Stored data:

start

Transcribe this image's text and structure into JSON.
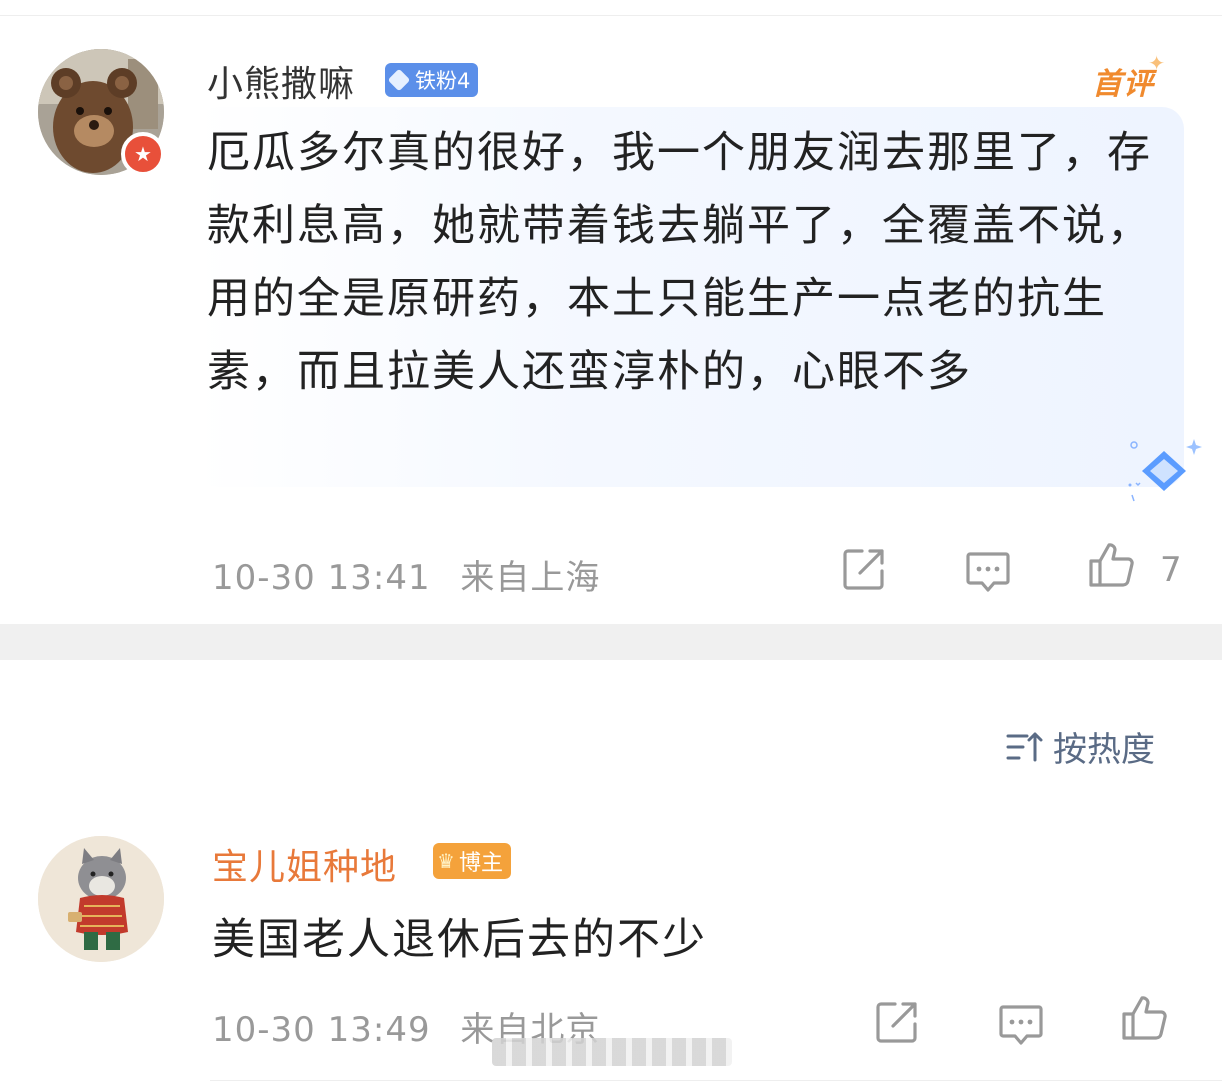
{
  "main_comment": {
    "username": "小熊撒嘛",
    "fan_badge": "铁粉4",
    "first_comment_tag": "首评",
    "content": "厄瓜多尔真的很好，我一个朋友润去那里了，存款利息高，她就带着钱去躺平了，全覆盖不说，用的全是原研药，本土只能生产一点老的抗生素，而且拉美人还蛮淳朴的，心眼不多",
    "time": "10-30 13:41",
    "location": "来自上海",
    "likes": "7"
  },
  "sort": {
    "label": "按热度",
    "icon": "sort-icon"
  },
  "reply": {
    "username": "宝儿姐种地",
    "badge": "博主",
    "content": "美国老人退休后去的不少",
    "time": "10-30 13:49",
    "location": "来自北京"
  },
  "colors": {
    "accent_blue": "#5b8fe9",
    "blogger_orange": "#e8793a",
    "meta_gray": "#999999",
    "divider": "#f0f0f0"
  }
}
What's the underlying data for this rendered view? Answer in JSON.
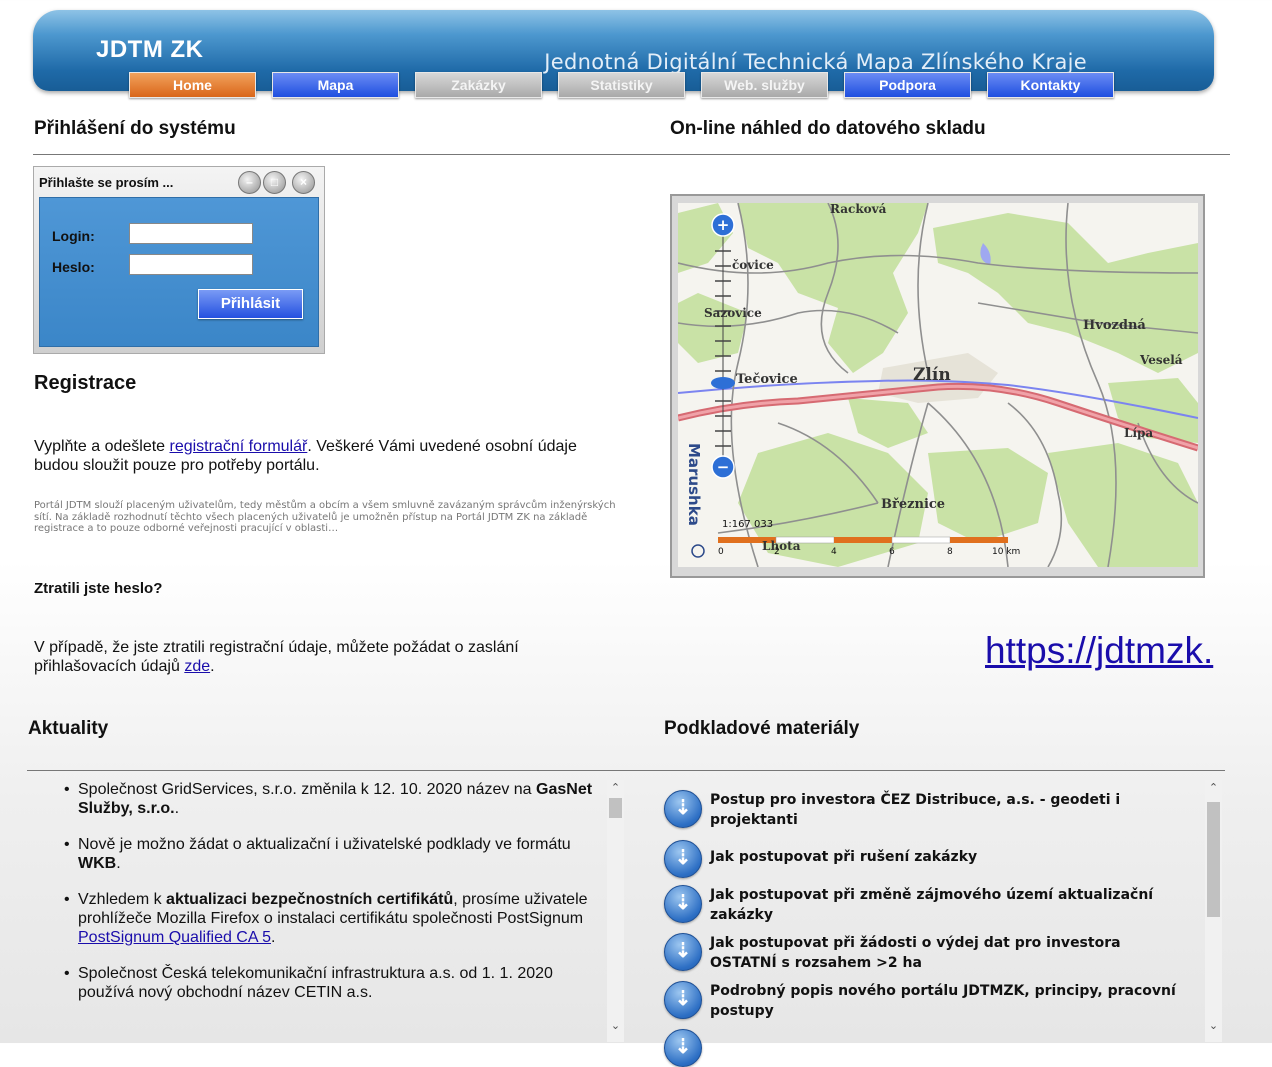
{
  "header": {
    "logo": "JDTM ZK",
    "slogan": "Jednotná Digitální Technická Mapa Zlínského Kraje",
    "nav": [
      {
        "label": "Home",
        "style": "orange"
      },
      {
        "label": "Mapa",
        "style": "blue"
      },
      {
        "label": "Zakázky",
        "style": "gray"
      },
      {
        "label": "Statistiky",
        "style": "gray"
      },
      {
        "label": "Web. služby",
        "style": "gray"
      },
      {
        "label": "Podpora",
        "style": "blue"
      },
      {
        "label": "Kontakty",
        "style": "blue"
      }
    ]
  },
  "login": {
    "section_title": "Přihlášení do systému",
    "window_title": "Přihlašte se prosím ...",
    "login_label": "Login:",
    "password_label": "Heslo:",
    "login_value": "",
    "password_value": "",
    "submit_label": "Přihlásit"
  },
  "registration": {
    "title": "Registrace",
    "text_before": "Vyplňte a odešlete ",
    "link": "registrační formulář",
    "text_after": ". Veškeré Vámi uvedené osobní údaje budou sloužit pouze pro potřeby portálu.",
    "note": "Portál JDTM slouží placeným uživatelům, tedy městům a obcím a všem smluvně zavázaným správcům inženýrských sítí. Na základě rozhodnutí těchto všech placených uživatelů je umožněn přístup na Portál JDTM ZK na základě registrace a to pouze odborné veřejnosti pracující v oblasti…"
  },
  "lost_password": {
    "title": "Ztratili jste heslo?",
    "text": "V případě, že jste ztratili registrační údaje, můžete požádat o zaslání přihlašovacích údajů ",
    "link": "zde",
    "text_end": "."
  },
  "map_section": {
    "title": "On-line náhled do datového skladu",
    "places": [
      "Racková",
      "čovice",
      "Sazovice",
      "Hvozdná",
      "Veselá",
      "Tečovice",
      "Zlín",
      "Lípa",
      "Březnice",
      "Lhota"
    ],
    "side_label": "Marushka",
    "scale_text": "1:167 033",
    "scale_ticks": [
      "0",
      "2",
      "4",
      "6",
      "8",
      "10 km"
    ],
    "url": "https://jdtmzk."
  },
  "news": {
    "title": "Aktuality",
    "items": [
      {
        "before": "Společnost GridServices, s.r.o. změnila k 12. 10. 2020 název na ",
        "bold": "GasNet Služby, s.r.o.",
        "after": "."
      },
      {
        "before": "Nově je možno žádat o aktualizační i uživatelské podklady ve formátu ",
        "bold": "WKB",
        "after": "."
      },
      {
        "before": "Vzhledem k ",
        "bold": "aktualizaci bezpečnostních certifikátů",
        "after": ", prosíme uživatele prohlížeče Mozilla Firefox o instalaci certifikátu společnosti PostSignum ",
        "link": "PostSignum Qualified CA 5",
        "end": "."
      },
      {
        "before": "Společnost Česká telekomunikační infrastruktura a.s. od 1. 1. 2020 používá nový obchodní název CETIN a.s.",
        "bold": "",
        "after": ""
      }
    ]
  },
  "materials": {
    "title": "Podkladové materiály",
    "items": [
      "Postup pro investora ČEZ Distribuce, a.s. - geodeti i projektanti",
      "Jak postupovat při rušení zakázky",
      "Jak postupovat při změně zájmového území aktualizační zakázky",
      "Jak postupovat při žádosti o výdej dat pro investora OSTATNÍ s rozsahem >2 ha",
      "Podrobný popis nového portálu JDTMZK, principy, pracovní postupy"
    ]
  }
}
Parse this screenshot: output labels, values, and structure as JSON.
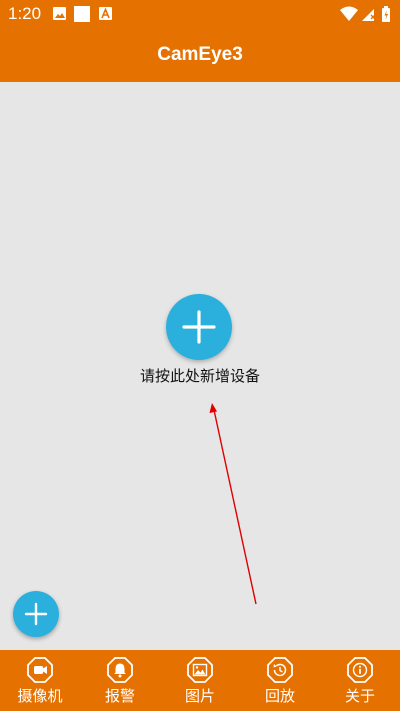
{
  "status_bar": {
    "time": "1:20",
    "left_icons": [
      "image-icon",
      "square-icon",
      "a-badge-icon"
    ],
    "right_icons": [
      "wifi-icon",
      "signal-icon",
      "battery-icon"
    ]
  },
  "app_bar": {
    "title": "CamEye3"
  },
  "main": {
    "center_button_icon": "plus-icon",
    "hint": "请按此处新增设备"
  },
  "fab": {
    "icon": "plus-icon"
  },
  "bottom_nav": {
    "items": [
      {
        "label": "摄像机",
        "icon": "camera-icon"
      },
      {
        "label": "报警",
        "icon": "bell-icon"
      },
      {
        "label": "图片",
        "icon": "picture-icon"
      },
      {
        "label": "回放",
        "icon": "playback-icon"
      },
      {
        "label": "关于",
        "icon": "info-icon"
      }
    ]
  },
  "colors": {
    "primary": "#e57200",
    "accent": "#2bb0de",
    "background": "#e6e6e6",
    "annotation_arrow": "#e00000"
  }
}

end

Work to be completed: Repeat exactly the lines from the one containing "Parse this screenshot: output" through the last line of the records above, both included, and leave out the pictures.

Result for this task:
Parse this screenshot: output labels, values, and structure as JSON.
{
  "status_bar": {
    "time": "1:20",
    "left_icons": [
      "image-icon",
      "square-icon",
      "a-badge-icon"
    ],
    "right_icons": [
      "wifi-icon",
      "signal-icon",
      "battery-icon"
    ]
  },
  "app_bar": {
    "title": "CamEye3"
  },
  "main": {
    "center_button_icon": "plus-icon",
    "hint": "请按此处新增设备"
  },
  "fab": {
    "icon": "plus-icon"
  },
  "bottom_nav": {
    "items": [
      {
        "label": "摄像机",
        "icon": "camera-icon"
      },
      {
        "label": "报警",
        "icon": "bell-icon"
      },
      {
        "label": "图片",
        "icon": "picture-icon"
      },
      {
        "label": "回放",
        "icon": "playback-icon"
      },
      {
        "label": "关于",
        "icon": "info-icon"
      }
    ]
  },
  "colors": {
    "primary": "#e57200",
    "accent": "#2bb0de",
    "background": "#e6e6e6",
    "annotation_arrow": "#e00000"
  }
}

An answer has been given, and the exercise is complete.